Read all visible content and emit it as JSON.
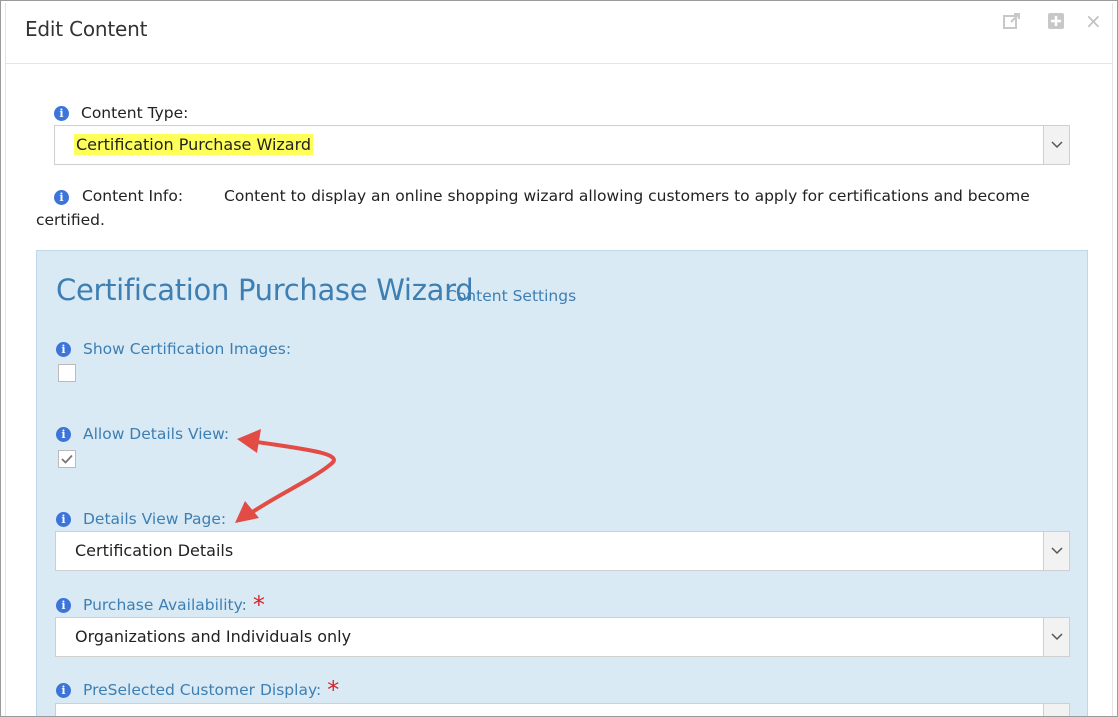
{
  "window": {
    "title": "Edit Content",
    "header_icons": [
      "external-link-icon",
      "plus-square-icon",
      "close-icon"
    ],
    "close_glyph": "×"
  },
  "content_type": {
    "label": "Content Type:",
    "value": "Certification Purchase Wizard"
  },
  "content_info": {
    "label": "Content Info:",
    "text": "Content to display an online shopping wizard allowing customers to apply for certifications and become certified."
  },
  "panel": {
    "title": "Certification Purchase Wizard",
    "subtitle": "Content Settings",
    "fields": {
      "show_images": {
        "label": "Show Certification Images:",
        "checked": false
      },
      "allow_details": {
        "label": "Allow Details View:",
        "checked": true
      },
      "details_page": {
        "label": "Details View Page:",
        "value": "Certification Details"
      },
      "purchase_availability": {
        "label": "Purchase Availability:",
        "required": "*",
        "value": "Organizations and Individuals only"
      },
      "preselected_display": {
        "label": "PreSelected Customer Display:",
        "required": "*"
      }
    }
  },
  "colors": {
    "accent_blue": "#3d7fb3",
    "info_icon": "#3c74d8",
    "panel_bg": "#daeaf5",
    "highlight": "#ffff5a",
    "arrow": "#e34b45",
    "required": "#d8232a"
  }
}
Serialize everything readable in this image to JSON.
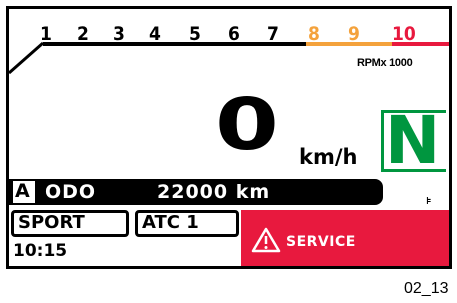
{
  "tachometer": {
    "ticks": [
      {
        "label": "1",
        "color": "#000000"
      },
      {
        "label": "2",
        "color": "#000000"
      },
      {
        "label": "3",
        "color": "#000000"
      },
      {
        "label": "4",
        "color": "#000000"
      },
      {
        "label": "5",
        "color": "#000000"
      },
      {
        "label": "6",
        "color": "#000000"
      },
      {
        "label": "7",
        "color": "#000000"
      },
      {
        "label": "8",
        "color": "#f4a23c"
      },
      {
        "label": "9",
        "color": "#f4a23c"
      },
      {
        "label": "10",
        "color": "#e8193e"
      }
    ],
    "unit": "RPMx 1000",
    "zone_colors": {
      "normal": "#000000",
      "caution": "#f4a23c",
      "redline": "#e8193e"
    }
  },
  "speed": {
    "value": "0",
    "unit": "km/h"
  },
  "gear": {
    "value": "N",
    "color": "#00963f"
  },
  "odometer": {
    "mode": "A",
    "label": "ODO",
    "value": "22000 km"
  },
  "status": {
    "riding_mode": "SPORT",
    "traction_control": "ATC 1",
    "clock": "10:15"
  },
  "service": {
    "label": "SERVICE",
    "icon": "warning-triangle-icon",
    "color": "#e8193e"
  },
  "misc_mark": "⊧",
  "caption": "02_13"
}
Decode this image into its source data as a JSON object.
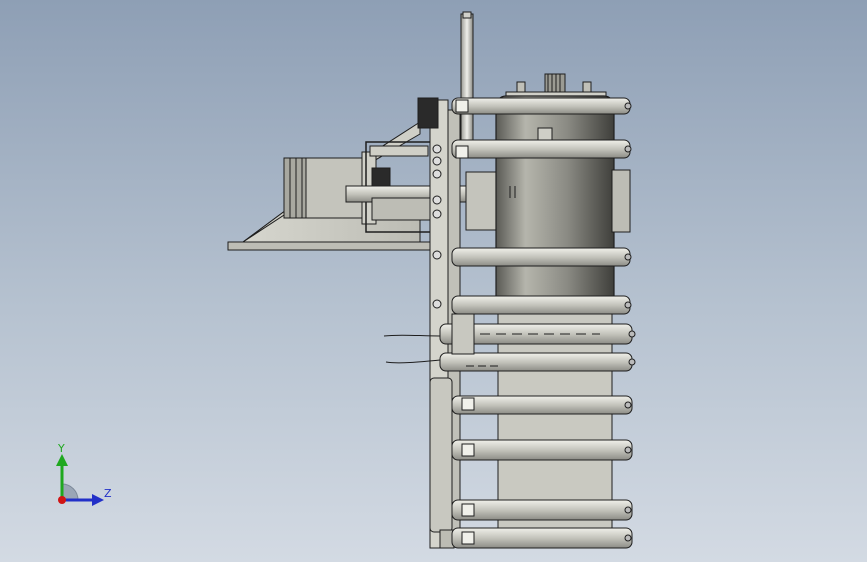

——

From the listing above, pick out each line where the word "value" appears.

    "value": "Certification Purchase Wizard"
        "value": "Certification Details"
        "value": "Organizations and Individuals only"
    "value": "0",
    "value": "N",
    "value": "22000 km"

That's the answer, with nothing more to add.